▶ **Task directions**
Every record that follows should be printed verbatim.

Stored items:
===
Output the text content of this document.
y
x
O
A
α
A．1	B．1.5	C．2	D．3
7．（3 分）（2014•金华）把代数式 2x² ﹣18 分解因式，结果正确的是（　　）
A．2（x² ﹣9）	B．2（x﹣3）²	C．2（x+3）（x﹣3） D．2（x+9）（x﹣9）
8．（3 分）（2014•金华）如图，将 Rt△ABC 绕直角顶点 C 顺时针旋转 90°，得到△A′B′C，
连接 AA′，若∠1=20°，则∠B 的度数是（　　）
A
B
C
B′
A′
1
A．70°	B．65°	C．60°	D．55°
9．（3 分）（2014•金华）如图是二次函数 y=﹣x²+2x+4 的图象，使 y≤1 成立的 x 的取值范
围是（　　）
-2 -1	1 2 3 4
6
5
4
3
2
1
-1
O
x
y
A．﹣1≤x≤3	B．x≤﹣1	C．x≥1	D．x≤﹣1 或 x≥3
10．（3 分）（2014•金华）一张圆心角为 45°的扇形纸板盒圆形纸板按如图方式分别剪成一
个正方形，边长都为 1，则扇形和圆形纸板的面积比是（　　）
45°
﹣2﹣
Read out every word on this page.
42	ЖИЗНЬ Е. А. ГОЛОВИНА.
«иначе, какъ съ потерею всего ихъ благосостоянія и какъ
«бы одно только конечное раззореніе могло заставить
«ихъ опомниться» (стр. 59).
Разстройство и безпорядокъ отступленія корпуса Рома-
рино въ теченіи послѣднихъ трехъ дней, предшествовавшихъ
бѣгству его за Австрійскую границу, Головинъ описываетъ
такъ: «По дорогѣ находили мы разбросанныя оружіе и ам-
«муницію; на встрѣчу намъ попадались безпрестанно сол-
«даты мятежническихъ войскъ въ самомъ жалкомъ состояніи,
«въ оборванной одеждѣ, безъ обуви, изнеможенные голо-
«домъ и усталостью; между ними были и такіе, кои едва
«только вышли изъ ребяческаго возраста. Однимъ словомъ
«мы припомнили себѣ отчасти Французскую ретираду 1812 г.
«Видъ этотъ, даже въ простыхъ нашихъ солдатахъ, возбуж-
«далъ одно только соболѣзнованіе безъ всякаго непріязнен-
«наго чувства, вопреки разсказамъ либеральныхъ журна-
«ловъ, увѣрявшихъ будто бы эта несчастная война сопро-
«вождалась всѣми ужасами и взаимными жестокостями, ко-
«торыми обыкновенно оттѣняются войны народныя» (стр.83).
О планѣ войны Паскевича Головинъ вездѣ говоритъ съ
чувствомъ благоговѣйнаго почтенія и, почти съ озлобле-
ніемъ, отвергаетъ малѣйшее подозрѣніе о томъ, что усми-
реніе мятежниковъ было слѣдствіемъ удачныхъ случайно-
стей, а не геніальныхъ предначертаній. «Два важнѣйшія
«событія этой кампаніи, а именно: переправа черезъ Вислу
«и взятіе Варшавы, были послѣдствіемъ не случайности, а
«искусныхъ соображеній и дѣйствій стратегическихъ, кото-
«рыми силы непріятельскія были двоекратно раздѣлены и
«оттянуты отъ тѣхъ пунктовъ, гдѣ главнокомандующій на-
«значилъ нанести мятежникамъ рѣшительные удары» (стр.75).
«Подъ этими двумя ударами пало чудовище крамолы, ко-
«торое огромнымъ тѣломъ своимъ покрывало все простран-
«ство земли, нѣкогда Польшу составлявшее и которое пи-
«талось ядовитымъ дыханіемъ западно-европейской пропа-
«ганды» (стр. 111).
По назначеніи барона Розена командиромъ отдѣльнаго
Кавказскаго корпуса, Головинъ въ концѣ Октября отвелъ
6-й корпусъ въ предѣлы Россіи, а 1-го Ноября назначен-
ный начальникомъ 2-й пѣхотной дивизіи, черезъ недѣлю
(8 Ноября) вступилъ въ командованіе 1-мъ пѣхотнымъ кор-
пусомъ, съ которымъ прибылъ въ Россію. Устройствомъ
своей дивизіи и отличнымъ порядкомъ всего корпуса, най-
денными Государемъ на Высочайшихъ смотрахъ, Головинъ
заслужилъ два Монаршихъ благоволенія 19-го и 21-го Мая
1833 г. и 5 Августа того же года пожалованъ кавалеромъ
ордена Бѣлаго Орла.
===
▶ **Complete answer**
Output the text content of this document.
y
x
O
A
α
A．1	B．1.5	C．2	D．3
7．（3 分）（2014•金华）把代数式 2x² ﹣18 分解因式，结果正确的是（　　）
A．2（x² ﹣9）	B．2（x﹣3）²	C．2（x+3）（x﹣3） D．2（x+9）（x﹣9）
8．（3 分）（2014•金华）如图，将 Rt△ABC 绕直角顶点 C 顺时针旋转 90°，得到△A′B′C，
连接 AA′，若∠1=20°，则∠B 的度数是（　　）
A
B
C
B′
A′
1
A．70°	B．65°	C．60°	D．55°
9．（3 分）（2014•金华）如图是二次函数 y=﹣x²+2x+4 的图象，使 y≤1 成立的 x 的取值范
围是（　　）
-2 -1	1 2 3 4
6
5
4
3
2
1
-1
O
x
y
A．﹣1≤x≤3	B．x≤﹣1	C．x≥1	D．x≤﹣1 或 x≥3
10．（3 分）（2014•金华）一张圆心角为 45°的扇形纸板盒圆形纸板按如图方式分别剪成一
个正方形，边长都为 1，则扇形和圆形纸板的面积比是（　　）
45°
﹣2﹣
Read out every word on this page.
42	ЖИЗНЬ Е. А. ГОЛОВИНА.
«иначе, какъ съ потерею всего ихъ благосостоянія и какъ
«бы одно только конечное раззореніе могло заставить
«ихъ опомниться» (стр. 59).
Разстройство и безпорядокъ отступленія корпуса Рома-
рино въ теченіи послѣднихъ трехъ дней, предшествовавшихъ
бѣгству его за Австрійскую границу, Головинъ описываетъ
такъ: «По дорогѣ находили мы разбросанныя оружіе и ам-
«муницію; на встрѣчу намъ попадались безпрестанно сол-
«даты мятежническихъ войскъ въ самомъ жалкомъ состояніи,
«въ оборванной одеждѣ, безъ обуви, изнеможенные голо-
«домъ и усталостью; между ними были и такіе, кои едва
«только вышли изъ ребяческаго возраста. Однимъ словомъ
«мы припомнили себѣ отчасти Французскую ретираду 1812 г.
«Видъ этотъ, даже въ простыхъ нашихъ солдатахъ, возбуж-
«далъ одно только соболѣзнованіе безъ всякаго непріязнен-
«наго чувства, вопреки разсказамъ либеральныхъ журна-
«ловъ, увѣрявшихъ будто бы эта несчастная война сопро-
«вождалась всѣми ужасами и взаимными жестокостями, ко-
«торыми обыкновенно оттѣняются войны народныя» (стр.83).
О планѣ войны Паскевича Головинъ вездѣ говоритъ съ
чувствомъ благоговѣйнаго почтенія и, почти съ озлобле-
ніемъ, отвергаетъ малѣйшее подозрѣніе о томъ, что усми-
реніе мятежниковъ было слѣдствіемъ удачныхъ случайно-
стей, а не геніальныхъ предначертаній. «Два важнѣйшія
«событія этой кампаніи, а именно: переправа черезъ Вислу
«и взятіе Варшавы, были послѣдствіемъ не случайности, а
«искусныхъ соображеній и дѣйствій стратегическихъ, кото-
«рыми силы непріятельскія были двоекратно раздѣлены и
«оттянуты отъ тѣхъ пунктовъ, гдѣ главнокомандующій на-
«значилъ нанести мятежникамъ рѣшительные удары» (стр.75).
«Подъ этими двумя ударами пало чудовище крамолы, ко-
«торое огромнымъ тѣломъ своимъ покрывало все простран-
«ство земли, нѣкогда Польшу составлявшее и которое пи-
«талось ядовитымъ дыханіемъ западно-европейской пропа-
«ганды» (стр. 111).
По назначеніи барона Розена командиромъ отдѣльнаго
Кавказскаго корпуса, Головинъ въ концѣ Октября отвелъ
6-й корпусъ въ предѣлы Россіи, а 1-го Ноября назначен-
ный начальникомъ 2-й пѣхотной дивизіи, черезъ недѣлю
(8 Ноября) вступилъ въ командованіе 1-мъ пѣхотнымъ кор-
пусомъ, съ которымъ прибылъ въ Россію. Устройствомъ
своей дивизіи и отличнымъ порядкомъ всего корпуса, най-
денными Государемъ на Высочайшихъ смотрахъ, Головинъ
заслужилъ два Монаршихъ благоволенія 19-го и 21-го Мая
1833 г. и 5 Августа того же года пожалованъ кавалеромъ
ордена Бѣлаго Орла.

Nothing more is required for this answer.